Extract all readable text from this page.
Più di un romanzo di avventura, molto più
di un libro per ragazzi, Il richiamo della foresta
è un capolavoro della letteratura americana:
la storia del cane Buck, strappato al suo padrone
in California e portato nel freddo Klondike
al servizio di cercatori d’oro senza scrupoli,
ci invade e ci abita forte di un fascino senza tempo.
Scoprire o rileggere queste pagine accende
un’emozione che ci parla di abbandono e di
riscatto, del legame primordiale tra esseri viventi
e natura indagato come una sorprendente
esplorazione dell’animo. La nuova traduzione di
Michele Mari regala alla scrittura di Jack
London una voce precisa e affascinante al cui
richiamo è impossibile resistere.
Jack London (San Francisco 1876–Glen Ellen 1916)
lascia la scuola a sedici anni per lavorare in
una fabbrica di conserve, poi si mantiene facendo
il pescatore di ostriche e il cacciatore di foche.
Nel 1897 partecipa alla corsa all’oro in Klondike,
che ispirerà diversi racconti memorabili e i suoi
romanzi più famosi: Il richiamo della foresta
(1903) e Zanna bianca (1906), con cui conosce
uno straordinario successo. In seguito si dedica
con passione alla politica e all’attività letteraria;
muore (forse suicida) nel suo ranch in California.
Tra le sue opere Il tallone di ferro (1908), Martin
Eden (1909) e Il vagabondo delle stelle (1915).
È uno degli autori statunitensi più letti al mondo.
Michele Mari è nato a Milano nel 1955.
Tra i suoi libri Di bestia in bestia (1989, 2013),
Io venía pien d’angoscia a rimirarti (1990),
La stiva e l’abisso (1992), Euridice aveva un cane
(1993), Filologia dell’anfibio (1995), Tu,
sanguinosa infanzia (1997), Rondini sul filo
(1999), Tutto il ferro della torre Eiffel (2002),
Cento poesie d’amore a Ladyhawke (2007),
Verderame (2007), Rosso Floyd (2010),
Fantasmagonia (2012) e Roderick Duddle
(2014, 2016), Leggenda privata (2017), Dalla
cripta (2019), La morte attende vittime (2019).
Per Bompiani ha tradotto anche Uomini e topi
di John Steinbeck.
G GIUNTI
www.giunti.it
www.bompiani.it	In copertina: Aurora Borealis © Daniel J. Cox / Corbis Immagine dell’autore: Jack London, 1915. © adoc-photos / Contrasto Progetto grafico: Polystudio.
+ + + + + + +
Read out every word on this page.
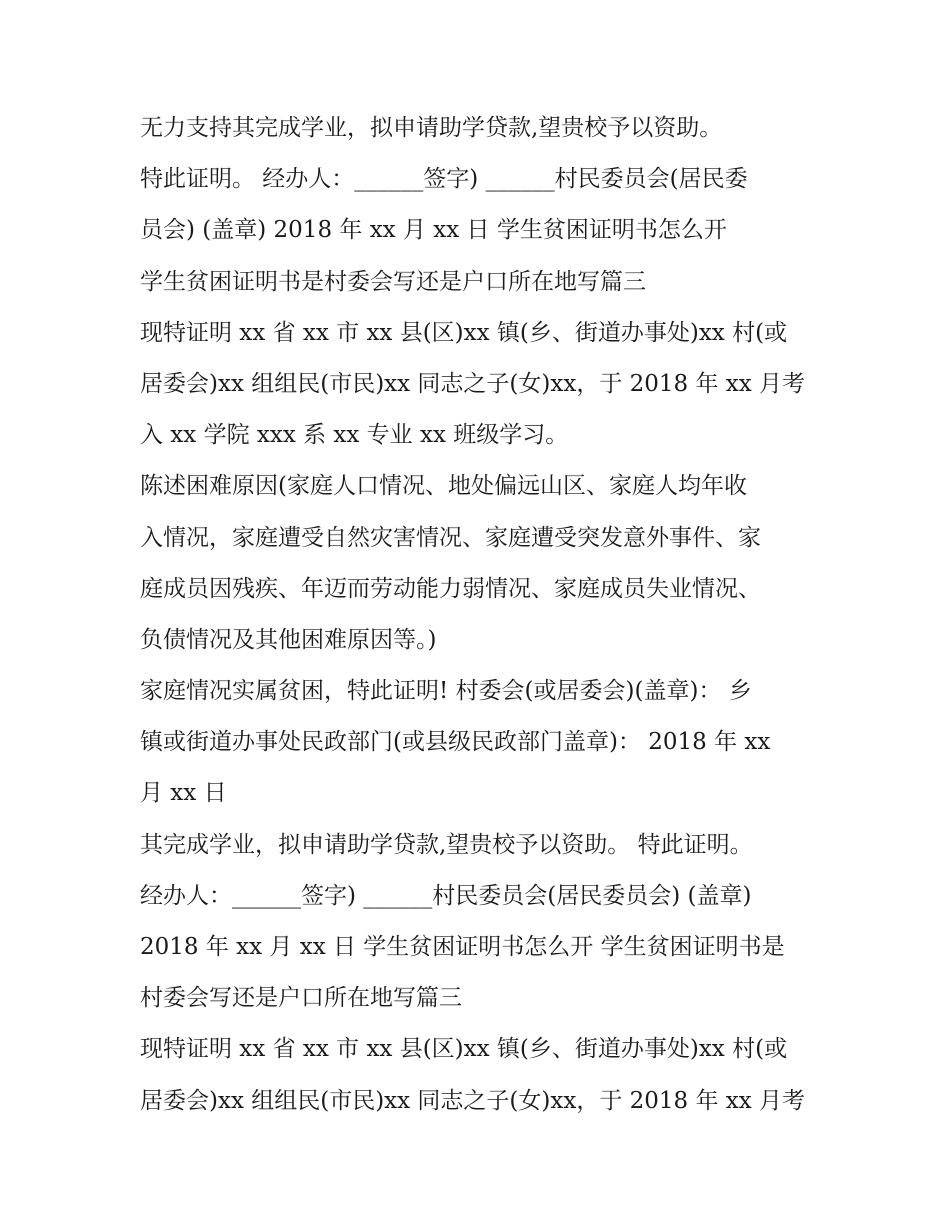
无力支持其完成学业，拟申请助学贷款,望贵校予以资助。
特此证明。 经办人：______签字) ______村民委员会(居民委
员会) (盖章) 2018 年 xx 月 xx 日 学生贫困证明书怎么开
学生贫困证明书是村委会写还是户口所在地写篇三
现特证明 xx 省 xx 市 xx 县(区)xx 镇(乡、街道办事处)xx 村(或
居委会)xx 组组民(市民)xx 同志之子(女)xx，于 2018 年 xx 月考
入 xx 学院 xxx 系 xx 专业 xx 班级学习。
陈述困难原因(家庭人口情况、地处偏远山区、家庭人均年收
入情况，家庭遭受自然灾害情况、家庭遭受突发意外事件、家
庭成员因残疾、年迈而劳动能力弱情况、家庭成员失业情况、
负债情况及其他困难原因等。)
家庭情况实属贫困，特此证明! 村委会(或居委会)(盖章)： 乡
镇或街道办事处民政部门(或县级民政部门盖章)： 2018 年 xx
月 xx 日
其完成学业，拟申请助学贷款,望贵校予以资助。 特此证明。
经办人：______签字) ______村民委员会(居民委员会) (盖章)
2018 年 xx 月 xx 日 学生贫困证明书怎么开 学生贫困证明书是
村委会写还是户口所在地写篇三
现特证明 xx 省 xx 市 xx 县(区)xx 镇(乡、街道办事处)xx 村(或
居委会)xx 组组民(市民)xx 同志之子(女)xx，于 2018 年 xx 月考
+ + + + + + +
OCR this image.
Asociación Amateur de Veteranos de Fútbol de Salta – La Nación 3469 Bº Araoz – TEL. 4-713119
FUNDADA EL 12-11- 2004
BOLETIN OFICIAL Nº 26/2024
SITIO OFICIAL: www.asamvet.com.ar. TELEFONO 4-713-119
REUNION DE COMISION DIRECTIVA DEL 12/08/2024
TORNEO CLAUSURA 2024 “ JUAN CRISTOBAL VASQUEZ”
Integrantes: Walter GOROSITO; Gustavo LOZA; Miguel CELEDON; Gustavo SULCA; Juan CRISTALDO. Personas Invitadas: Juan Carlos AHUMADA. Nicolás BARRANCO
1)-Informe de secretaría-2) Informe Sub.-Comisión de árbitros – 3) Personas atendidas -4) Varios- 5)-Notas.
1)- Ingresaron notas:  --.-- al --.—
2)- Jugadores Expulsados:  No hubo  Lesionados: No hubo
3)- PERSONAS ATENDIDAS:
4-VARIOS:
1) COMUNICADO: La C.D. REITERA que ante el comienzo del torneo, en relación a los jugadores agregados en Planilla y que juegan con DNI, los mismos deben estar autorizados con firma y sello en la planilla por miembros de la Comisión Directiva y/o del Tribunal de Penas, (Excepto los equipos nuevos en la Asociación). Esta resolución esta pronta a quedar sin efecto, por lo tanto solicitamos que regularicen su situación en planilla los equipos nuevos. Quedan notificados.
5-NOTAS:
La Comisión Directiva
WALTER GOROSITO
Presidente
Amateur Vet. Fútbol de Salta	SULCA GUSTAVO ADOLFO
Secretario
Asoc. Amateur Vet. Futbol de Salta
+ + + + + + +
■ Problem:
Out of the material above, select every line that holds the string "SULCA".

■ Written response:
Integrantes: Walter GOROSITO; Gustavo LOZA; Miguel CELEDON; Gustavo SULCA; Juan CRISTALDO. Personas Invitadas: Juan Carlos AHUMADA. Nicolás BARRANCO
Amateur Vet. Fútbol de Salta	SULCA GUSTAVO ADOLFO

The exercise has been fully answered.